- SHORT TASK -
Restate the full listing word for word and leave the pictures out.

== DATA SUPPLIED ==

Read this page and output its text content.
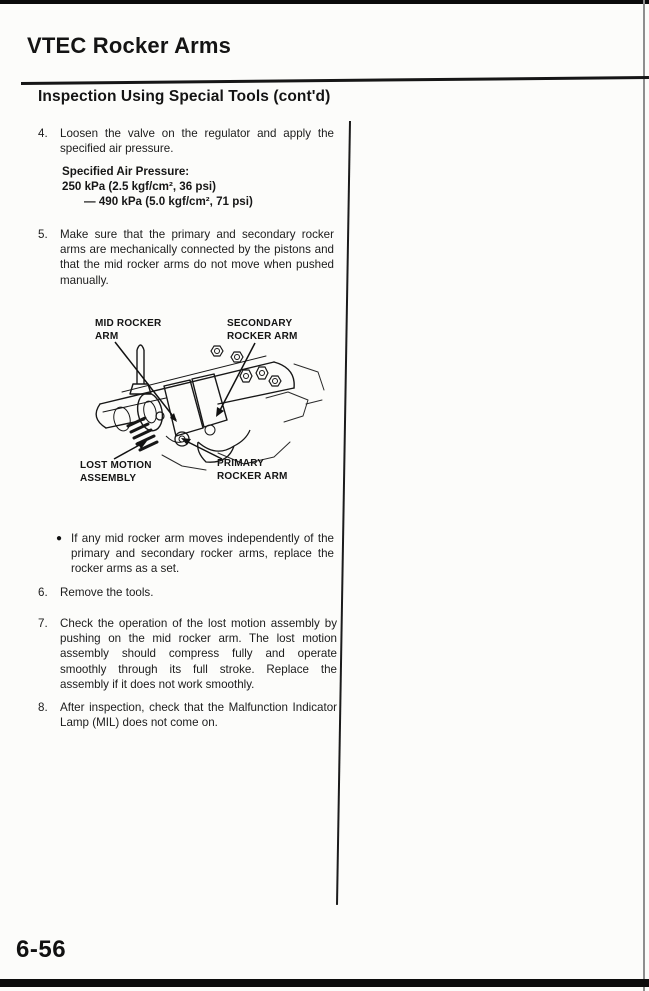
VTEC Rocker Arms
Inspection Using Special Tools (cont'd)
4.	Loosen the valve on the regulator and apply the specified air pressure.
Specified Air Pressure:
250 kPa (2.5 kgf/cm², 36 psi)
— 490 kPa (5.0 kgf/cm², 71 psi)
5.	Make sure that the primary and secondary rocker arms are mechanically connected by the pistons and that the mid rocker arms do not move when pushed manually.
MID ROCKER ARM
SECONDARY ROCKER ARM
LOST MOTION ASSEMBLY
PRIMARY ROCKER ARM
● If any mid rocker arm moves independently of the primary and secondary rocker arms, replace the rocker arms as a set.
6.	Remove the tools.
7.	Check the operation of the lost motion assembly by pushing on the mid rocker arm. The lost motion assembly should compress fully and operate smoothly through its full stroke. Replace the assembly if it does not work smoothly.
8.	After inspection, check that the Malfunction Indicator Lamp (MIL) does not come on.
6-56
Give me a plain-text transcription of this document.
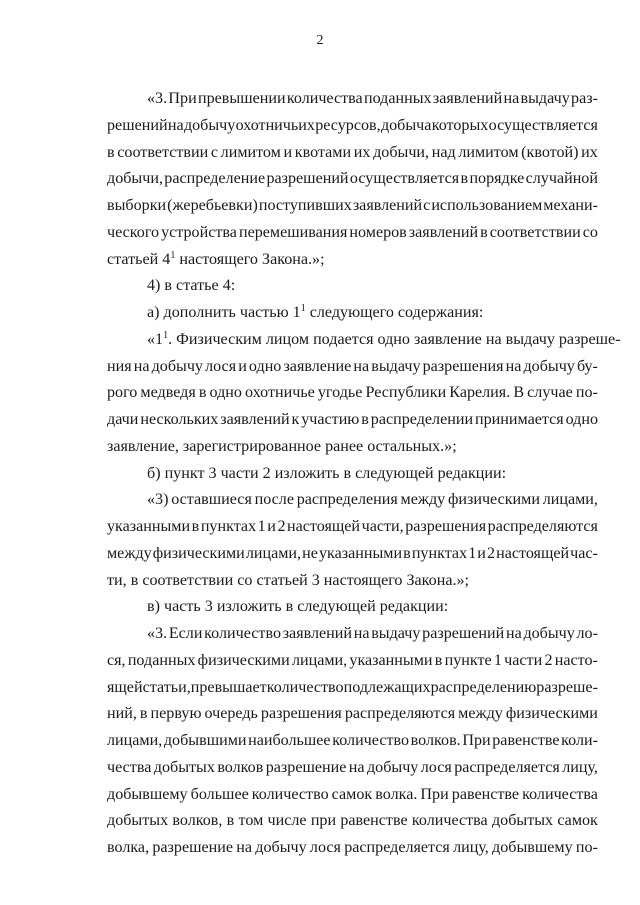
2

«3. При превышении количества поданных заявлений на выдачу раз-
решений на добычу охотничьих ресурсов, добыча которых осуществляется
в соответствии с лимитом и квотами их добычи, над лимитом (квотой) их
добычи, распределение разрешений осуществляется в порядке случайной
выборки (жеребьевки) поступивших заявлений с использованием механи-
ческого устройства перемешивания номеров заявлений в соответствии со
статьей $4^1$ настоящего Закона.»;

4) в статье 4:

а) дополнить частью $1^1$ следующего содержания:

«$1^1$. Физическим лицом подается одно заявление на выдачу разреше-
ния на добычу лося и одно заявление на выдачу разрешения на добычу бу-
рого медведя в одно охотничье угодье Республики Карелия. В случае по-
дачи нескольких заявлений к участию в распределении принимается одно
заявление, зарегистрированное ранее остальных.»;

б) пункт 3 части 2 изложить в следующей редакции:

«3) оставшиеся после распределения между физическими лицами,
указанными в пунктах 1 и 2 настоящей части, разрешения распределяются
между физическими лицами, не указанными в пунктах 1 и 2 настоящей час-
ти, в соответствии со статьей 3 настоящего Закона.»;

в) часть 3 изложить в следующей редакции:

«3. Если количество заявлений на выдачу разрешений на добычу ло-
ся, поданных физическими лицами, указанными в пункте 1 части 2 насто-
ящей статьи, превышает количество подлежащих распределению разреше-
ний, в первую очередь разрешения распределяются между физическими
лицами, добывшими наибольшее количество волков. При равенстве коли-
чества добытых волков разрешение на добычу лося распределяется лицу,
добывшему большее количество самок волка. При равенстве количества
добытых волков, в том числе при равенстве количества добытых самок
волка, разрешение на добычу лося распределяется лицу, добывшему по-
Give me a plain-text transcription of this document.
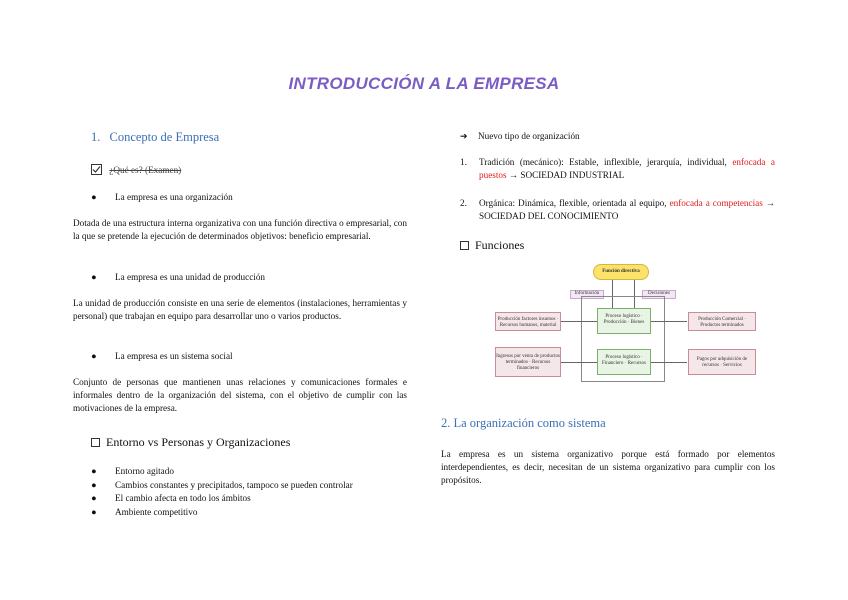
INTRODUCCIÓN A LA EMPRESA
1. Concepto de Empresa
¿Qué es? (Examen)
● La empresa es una organización
Dotada de una estructura interna organizativa con una función directiva o empresarial, con la que se pretende la ejecución de determinados objetivos: beneficio empresarial.
● La empresa es una unidad de producción
La unidad de producción consiste en una serie de elementos (instalaciones, herramientas y personal) que trabajan en equipo para desarrollar uno o varios productos.
● La empresa es un sistema social
Conjunto de personas que mantienen unas relaciones y comunicaciones formales e informales dentro de la organización del sistema, con el objetivo de cumplir con las motivaciones de la empresa.
Entorno vs Personas y Organizaciones
● Entorno agitado
● Cambios constantes y precipitados, tampoco se pueden controlar
● El cambio afecta en todo los ámbitos
● Ambiente competitivo
➔ Nuevo tipo de organización
1. Tradición (mecánico): Estable, inflexible, jerarquía, individual, enfocada a puestos → SOCIEDAD INDUSTRIAL
2. Orgánica: Dinámica, flexible, orientada al equipo, enfocada a competencias → SOCIEDAD DEL CONOCIMIENTO
Funciones
Función directiva
Información	Decisiones
Producción factores insumos · Recursos humanos, material
Proceso logístico · Producción · Bienes
Producción Comercial · Productos terminados
Ingresos por venta de productos terminados · Recursos financieros
Proceso logístico · Financiero · Recursos
Pagos por adquisición de recursos · Servicios
2. La organización como sistema
La empresa es un sistema organizativo porque está formado por elementos interdependientes, es decir, necesitan de un sistema organizativo para cumplir con los propósitos.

===

- ANSWER TO THE EXERCISE -
Read this page and output its text content.
VTEC Rocker Arms
Inspection Using Special Tools (cont'd)
4.	Loosen the valve on the regulator and apply the specified air pressure.
Specified Air Pressure:
250 kPa (2.5 kgf/cm², 36 psi)
— 490 kPa (5.0 kgf/cm², 71 psi)
5.	Make sure that the primary and secondary rocker arms are mechanically connected by the pistons and that the mid rocker arms do not move when pushed manually.
MID ROCKER ARM
SECONDARY ROCKER ARM
LOST MOTION ASSEMBLY
PRIMARY ROCKER ARM
● If any mid rocker arm moves independently of the primary and secondary rocker arms, replace the rocker arms as a set.
6.	Remove the tools.
7.	Check the operation of the lost motion assembly by pushing on the mid rocker arm. The lost motion assembly should compress fully and operate smoothly through its full stroke. Replace the assembly if it does not work smoothly.
8.	After inspection, check that the Malfunction Indicator Lamp (MIL) does not come on.
6-56
Give me a plain-text transcription of this document.
2

«3. При превышении количества поданных заявлений на выдачу раз-
решений на добычу охотничьих ресурсов, добыча которых осуществляется
в соответствии с лимитом и квотами их добычи, над лимитом (квотой) их
добычи, распределение разрешений осуществляется в порядке случайной
выборки (жеребьевки) поступивших заявлений с использованием механи-
ческого устройства перемешивания номеров заявлений в соответствии со
статьей $4^1$ настоящего Закона.»;

4) в статье 4:

а) дополнить частью $1^1$ следующего содержания:

«$1^1$. Физическим лицом подается одно заявление на выдачу разреше-
ния на добычу лося и одно заявление на выдачу разрешения на добычу бу-
рого медведя в одно охотничье угодье Республики Карелия. В случае по-
дачи нескольких заявлений к участию в распределении принимается одно
заявление, зарегистрированное ранее остальных.»;

б) пункт 3 части 2 изложить в следующей редакции:

«3) оставшиеся после распределения между физическими лицами,
указанными в пунктах 1 и 2 настоящей части, разрешения распределяются
между физическими лицами, не указанными в пунктах 1 и 2 настоящей час-
ти, в соответствии со статьей 3 настоящего Закона.»;

в) часть 3 изложить в следующей редакции:

«3. Если количество заявлений на выдачу разрешений на добычу ло-
ся, поданных физическими лицами, указанными в пункте 1 части 2 насто-
ящей статьи, превышает количество подлежащих распределению разреше-
ний, в первую очередь разрешения распределяются между физическими
лицами, добывшими наибольшее количество волков. При равенстве коли-
чества добытых волков разрешение на добычу лося распределяется лицу,
добывшему большее количество самок волка. При равенстве количества
добытых волков, в том числе при равенстве количества добытых самок
волка, разрешение на добычу лося распределяется лицу, добывшему по-
Give me a plain-text transcription of this document.
INTRODUCCIÓN A LA EMPRESA
1. Concepto de Empresa
¿Qué es? (Examen)
● La empresa es una organización
Dotada de una estructura interna organizativa con una función directiva o empresarial, con la que se pretende la ejecución de determinados objetivos: beneficio empresarial.
● La empresa es una unidad de producción
La unidad de producción consiste en una serie de elementos (instalaciones, herramientas y personal) que trabajan en equipo para desarrollar uno o varios productos.
● La empresa es un sistema social
Conjunto de personas que mantienen unas relaciones y comunicaciones formales e informales dentro de la organización del sistema, con el objetivo de cumplir con las motivaciones de la empresa.
Entorno vs Personas y Organizaciones
● Entorno agitado
● Cambios constantes y precipitados, tampoco se pueden controlar
● El cambio afecta en todo los ámbitos
● Ambiente competitivo
➔ Nuevo tipo de organización
1. Tradición (mecánico): Estable, inflexible, jerarquía, individual, enfocada a puestos → SOCIEDAD INDUSTRIAL
2. Orgánica: Dinámica, flexible, orientada al equipo, enfocada a competencias → SOCIEDAD DEL CONOCIMIENTO
Funciones
Función directiva
Información	Decisiones
Producción factores insumos · Recursos humanos, material
Proceso logístico · Producción · Bienes
Producción Comercial · Productos terminados
Ingresos por venta de productos terminados · Recursos financieros
Proceso logístico · Financiero · Recursos
Pagos por adquisición de recursos · Servicios
2. La organización como sistema
La empresa es un sistema organizativo porque está formado por elementos interdependientes, es decir, necesitan de un sistema organizativo para cumplir con los propósitos.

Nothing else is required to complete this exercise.